## WHAT TO PRODUCE
Your task is to retype each line of the data below exactly.

## MATERIAL PROVIDED
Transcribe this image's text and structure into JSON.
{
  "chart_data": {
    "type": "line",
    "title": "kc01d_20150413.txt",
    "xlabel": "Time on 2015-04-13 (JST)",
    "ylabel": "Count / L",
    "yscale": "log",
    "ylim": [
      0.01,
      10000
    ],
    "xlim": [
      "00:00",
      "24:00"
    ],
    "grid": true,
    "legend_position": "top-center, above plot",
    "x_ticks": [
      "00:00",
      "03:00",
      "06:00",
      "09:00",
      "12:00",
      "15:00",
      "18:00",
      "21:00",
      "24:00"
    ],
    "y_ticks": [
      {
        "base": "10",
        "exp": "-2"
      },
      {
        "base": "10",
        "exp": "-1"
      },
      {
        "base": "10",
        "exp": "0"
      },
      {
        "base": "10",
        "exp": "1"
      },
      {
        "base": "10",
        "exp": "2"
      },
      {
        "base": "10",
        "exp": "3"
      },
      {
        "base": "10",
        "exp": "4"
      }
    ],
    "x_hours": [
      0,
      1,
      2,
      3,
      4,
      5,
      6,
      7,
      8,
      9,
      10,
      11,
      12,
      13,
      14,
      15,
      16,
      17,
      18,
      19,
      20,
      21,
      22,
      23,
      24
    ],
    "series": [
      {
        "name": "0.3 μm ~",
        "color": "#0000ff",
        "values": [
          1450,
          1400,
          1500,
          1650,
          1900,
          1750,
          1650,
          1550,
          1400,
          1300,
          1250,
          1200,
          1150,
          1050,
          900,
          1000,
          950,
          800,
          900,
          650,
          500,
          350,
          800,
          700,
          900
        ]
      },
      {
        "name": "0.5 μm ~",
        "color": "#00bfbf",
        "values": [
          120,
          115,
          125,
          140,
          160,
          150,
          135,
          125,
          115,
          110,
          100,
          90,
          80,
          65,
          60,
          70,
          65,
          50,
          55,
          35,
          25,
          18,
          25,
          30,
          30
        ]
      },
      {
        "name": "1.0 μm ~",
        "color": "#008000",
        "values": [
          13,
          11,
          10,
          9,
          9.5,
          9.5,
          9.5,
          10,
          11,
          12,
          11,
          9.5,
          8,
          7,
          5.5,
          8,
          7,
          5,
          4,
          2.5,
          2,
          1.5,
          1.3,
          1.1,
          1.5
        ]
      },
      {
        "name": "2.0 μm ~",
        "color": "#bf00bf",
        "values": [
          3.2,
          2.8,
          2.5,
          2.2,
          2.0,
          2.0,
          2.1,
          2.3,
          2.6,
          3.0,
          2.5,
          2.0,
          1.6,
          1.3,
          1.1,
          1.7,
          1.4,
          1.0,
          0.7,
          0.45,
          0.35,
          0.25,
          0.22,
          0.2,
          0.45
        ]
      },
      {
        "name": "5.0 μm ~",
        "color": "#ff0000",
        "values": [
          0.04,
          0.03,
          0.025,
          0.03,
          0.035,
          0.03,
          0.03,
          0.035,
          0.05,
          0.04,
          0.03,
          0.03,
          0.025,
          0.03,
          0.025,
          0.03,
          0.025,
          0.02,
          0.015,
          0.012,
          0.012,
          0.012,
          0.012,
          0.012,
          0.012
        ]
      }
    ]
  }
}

## SOLUTION BELOW
Transcribe this image's text and structure into JSON.
{
  "chart_data": {
    "type": "line",
    "title": "kc01d_20150413.txt",
    "xlabel": "Time on 2015-04-13 (JST)",
    "ylabel": "Count / L",
    "yscale": "log",
    "ylim": [
      0.01,
      10000
    ],
    "xlim": [
      "00:00",
      "24:00"
    ],
    "grid": true,
    "legend_position": "top-center, above plot",
    "x_ticks": [
      "00:00",
      "03:00",
      "06:00",
      "09:00",
      "12:00",
      "15:00",
      "18:00",
      "21:00",
      "24:00"
    ],
    "y_ticks": [
      {
        "base": "10",
        "exp": "-2"
      },
      {
        "base": "10",
        "exp": "-1"
      },
      {
        "base": "10",
        "exp": "0"
      },
      {
        "base": "10",
        "exp": "1"
      },
      {
        "base": "10",
        "exp": "2"
      },
      {
        "base": "10",
        "exp": "3"
      },
      {
        "base": "10",
        "exp": "4"
      }
    ],
    "x_hours": [
      0,
      1,
      2,
      3,
      4,
      5,
      6,
      7,
      8,
      9,
      10,
      11,
      12,
      13,
      14,
      15,
      16,
      17,
      18,
      19,
      20,
      21,
      22,
      23,
      24
    ],
    "series": [
      {
        "name": "0.3 μm ~",
        "color": "#0000ff",
        "values": [
          1450,
          1400,
          1500,
          1650,
          1900,
          1750,
          1650,
          1550,
          1400,
          1300,
          1250,
          1200,
          1150,
          1050,
          900,
          1000,
          950,
          800,
          900,
          650,
          500,
          350,
          800,
          700,
          900
        ]
      },
      {
        "name": "0.5 μm ~",
        "color": "#00bfbf",
        "values": [
          120,
          115,
          125,
          140,
          160,
          150,
          135,
          125,
          115,
          110,
          100,
          90,
          80,
          65,
          60,
          70,
          65,
          50,
          55,
          35,
          25,
          18,
          25,
          30,
          30
        ]
      },
      {
        "name": "1.0 μm ~",
        "color": "#008000",
        "values": [
          13,
          11,
          10,
          9,
          9.5,
          9.5,
          9.5,
          10,
          11,
          12,
          11,
          9.5,
          8,
          7,
          5.5,
          8,
          7,
          5,
          4,
          2.5,
          2,
          1.5,
          1.3,
          1.1,
          1.5
        ]
      },
      {
        "name": "2.0 μm ~",
        "color": "#bf00bf",
        "values": [
          3.2,
          2.8,
          2.5,
          2.2,
          2.0,
          2.0,
          2.1,
          2.3,
          2.6,
          3.0,
          2.5,
          2.0,
          1.6,
          1.3,
          1.1,
          1.7,
          1.4,
          1.0,
          0.7,
          0.45,
          0.35,
          0.25,
          0.22,
          0.2,
          0.45
        ]
      },
      {
        "name": "5.0 μm ~",
        "color": "#ff0000",
        "values": [
          0.04,
          0.03,
          0.025,
          0.03,
          0.035,
          0.03,
          0.03,
          0.035,
          0.05,
          0.04,
          0.03,
          0.03,
          0.025,
          0.03,
          0.025,
          0.03,
          0.025,
          0.02,
          0.015,
          0.012,
          0.012,
          0.012,
          0.012,
          0.012,
          0.012
        ]
      }
    ]
  }
}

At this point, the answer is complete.